Collected data:
* * * * * * * * *
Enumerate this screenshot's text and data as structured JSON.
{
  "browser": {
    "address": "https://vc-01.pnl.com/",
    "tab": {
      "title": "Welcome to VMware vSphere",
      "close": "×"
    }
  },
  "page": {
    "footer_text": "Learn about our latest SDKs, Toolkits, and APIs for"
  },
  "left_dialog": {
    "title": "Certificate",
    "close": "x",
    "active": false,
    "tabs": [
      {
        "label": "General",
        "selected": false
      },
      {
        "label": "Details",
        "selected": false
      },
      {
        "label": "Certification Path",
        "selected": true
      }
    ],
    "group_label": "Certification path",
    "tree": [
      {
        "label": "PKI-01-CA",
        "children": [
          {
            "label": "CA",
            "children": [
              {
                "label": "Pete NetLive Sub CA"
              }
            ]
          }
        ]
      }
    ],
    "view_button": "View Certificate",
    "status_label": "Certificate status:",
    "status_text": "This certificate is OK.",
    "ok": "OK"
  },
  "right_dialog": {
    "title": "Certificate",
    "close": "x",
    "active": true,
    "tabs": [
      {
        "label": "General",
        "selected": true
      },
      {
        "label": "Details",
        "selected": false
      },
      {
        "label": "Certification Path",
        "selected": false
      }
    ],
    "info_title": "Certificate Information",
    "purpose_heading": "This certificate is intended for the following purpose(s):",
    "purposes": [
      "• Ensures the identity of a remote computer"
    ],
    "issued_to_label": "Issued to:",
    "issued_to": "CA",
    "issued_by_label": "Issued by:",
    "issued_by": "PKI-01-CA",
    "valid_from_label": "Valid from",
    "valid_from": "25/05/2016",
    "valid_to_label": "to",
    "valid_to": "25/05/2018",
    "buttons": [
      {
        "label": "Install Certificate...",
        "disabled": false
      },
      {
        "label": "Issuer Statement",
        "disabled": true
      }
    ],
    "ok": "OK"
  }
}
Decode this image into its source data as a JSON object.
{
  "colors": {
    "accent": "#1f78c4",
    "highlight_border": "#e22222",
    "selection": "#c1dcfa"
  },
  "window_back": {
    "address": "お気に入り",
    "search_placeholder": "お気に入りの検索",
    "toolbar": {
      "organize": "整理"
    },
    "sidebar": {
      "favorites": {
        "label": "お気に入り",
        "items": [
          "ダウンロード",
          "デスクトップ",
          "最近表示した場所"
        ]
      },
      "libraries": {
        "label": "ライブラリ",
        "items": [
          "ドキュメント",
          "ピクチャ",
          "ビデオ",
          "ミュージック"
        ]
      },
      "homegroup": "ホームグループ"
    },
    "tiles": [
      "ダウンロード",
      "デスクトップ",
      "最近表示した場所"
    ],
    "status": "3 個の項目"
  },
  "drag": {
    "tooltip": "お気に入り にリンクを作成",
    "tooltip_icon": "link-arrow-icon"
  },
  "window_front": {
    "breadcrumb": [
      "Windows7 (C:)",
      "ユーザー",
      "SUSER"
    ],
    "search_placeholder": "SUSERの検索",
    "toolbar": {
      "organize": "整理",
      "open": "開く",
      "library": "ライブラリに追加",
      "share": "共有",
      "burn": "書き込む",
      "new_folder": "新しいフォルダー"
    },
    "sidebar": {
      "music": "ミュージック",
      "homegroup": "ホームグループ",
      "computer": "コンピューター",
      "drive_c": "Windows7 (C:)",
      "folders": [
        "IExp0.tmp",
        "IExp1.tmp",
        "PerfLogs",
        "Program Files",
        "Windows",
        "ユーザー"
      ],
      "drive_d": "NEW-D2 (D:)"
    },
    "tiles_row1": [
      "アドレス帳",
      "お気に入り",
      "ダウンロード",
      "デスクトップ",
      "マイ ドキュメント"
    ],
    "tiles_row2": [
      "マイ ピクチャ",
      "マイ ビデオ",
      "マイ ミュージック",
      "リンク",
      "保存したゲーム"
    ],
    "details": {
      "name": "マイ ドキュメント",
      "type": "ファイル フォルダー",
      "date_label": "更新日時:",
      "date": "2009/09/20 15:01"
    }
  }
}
* * * * * * * * *
**Given exercise:**
Each record above should be restated word for word.

**In response:**
Enumerate this screenshot's text and data as structured JSON.
{
  "browser": {
    "address": "https://vc-01.pnl.com/",
    "tab": {
      "title": "Welcome to VMware vSphere",
      "close": "×"
    }
  },
  "page": {
    "footer_text": "Learn about our latest SDKs, Toolkits, and APIs for"
  },
  "left_dialog": {
    "title": "Certificate",
    "close": "x",
    "active": false,
    "tabs": [
      {
        "label": "General",
        "selected": false
      },
      {
        "label": "Details",
        "selected": false
      },
      {
        "label": "Certification Path",
        "selected": true
      }
    ],
    "group_label": "Certification path",
    "tree": [
      {
        "label": "PKI-01-CA",
        "children": [
          {
            "label": "CA",
            "children": [
              {
                "label": "Pete NetLive Sub CA"
              }
            ]
          }
        ]
      }
    ],
    "view_button": "View Certificate",
    "status_label": "Certificate status:",
    "status_text": "This certificate is OK.",
    "ok": "OK"
  },
  "right_dialog": {
    "title": "Certificate",
    "close": "x",
    "active": true,
    "tabs": [
      {
        "label": "General",
        "selected": true
      },
      {
        "label": "Details",
        "selected": false
      },
      {
        "label": "Certification Path",
        "selected": false
      }
    ],
    "info_title": "Certificate Information",
    "purpose_heading": "This certificate is intended for the following purpose(s):",
    "purposes": [
      "• Ensures the identity of a remote computer"
    ],
    "issued_to_label": "Issued to:",
    "issued_to": "CA",
    "issued_by_label": "Issued by:",
    "issued_by": "PKI-01-CA",
    "valid_from_label": "Valid from",
    "valid_from": "25/05/2016",
    "valid_to_label": "to",
    "valid_to": "25/05/2018",
    "buttons": [
      {
        "label": "Install Certificate...",
        "disabled": false
      },
      {
        "label": "Issuer Statement",
        "disabled": true
      }
    ],
    "ok": "OK"
  }
}
Decode this image into its source data as a JSON object.
{
  "colors": {
    "accent": "#1f78c4",
    "highlight_border": "#e22222",
    "selection": "#c1dcfa"
  },
  "window_back": {
    "address": "お気に入り",
    "search_placeholder": "お気に入りの検索",
    "toolbar": {
      "organize": "整理"
    },
    "sidebar": {
      "favorites": {
        "label": "お気に入り",
        "items": [
          "ダウンロード",
          "デスクトップ",
          "最近表示した場所"
        ]
      },
      "libraries": {
        "label": "ライブラリ",
        "items": [
          "ドキュメント",
          "ピクチャ",
          "ビデオ",
          "ミュージック"
        ]
      },
      "homegroup": "ホームグループ"
    },
    "tiles": [
      "ダウンロード",
      "デスクトップ",
      "最近表示した場所"
    ],
    "status": "3 個の項目"
  },
  "drag": {
    "tooltip": "お気に入り にリンクを作成",
    "tooltip_icon": "link-arrow-icon"
  },
  "window_front": {
    "breadcrumb": [
      "Windows7 (C:)",
      "ユーザー",
      "SUSER"
    ],
    "search_placeholder": "SUSERの検索",
    "toolbar": {
      "organize": "整理",
      "open": "開く",
      "library": "ライブラリに追加",
      "share": "共有",
      "burn": "書き込む",
      "new_folder": "新しいフォルダー"
    },
    "sidebar": {
      "music": "ミュージック",
      "homegroup": "ホームグループ",
      "computer": "コンピューター",
      "drive_c": "Windows7 (C:)",
      "folders": [
        "IExp0.tmp",
        "IExp1.tmp",
        "PerfLogs",
        "Program Files",
        "Windows",
        "ユーザー"
      ],
      "drive_d": "NEW-D2 (D:)"
    },
    "tiles_row1": [
      "アドレス帳",
      "お気に入り",
      "ダウンロード",
      "デスクトップ",
      "マイ ドキュメント"
    ],
    "tiles_row2": [
      "マイ ピクチャ",
      "マイ ビデオ",
      "マイ ミュージック",
      "リンク",
      "保存したゲーム"
    ],
    "details": {
      "name": "マイ ドキュメント",
      "type": "ファイル フォルダー",
      "date_label": "更新日時:",
      "date": "2009/09/20 15:01"
    }
  }
}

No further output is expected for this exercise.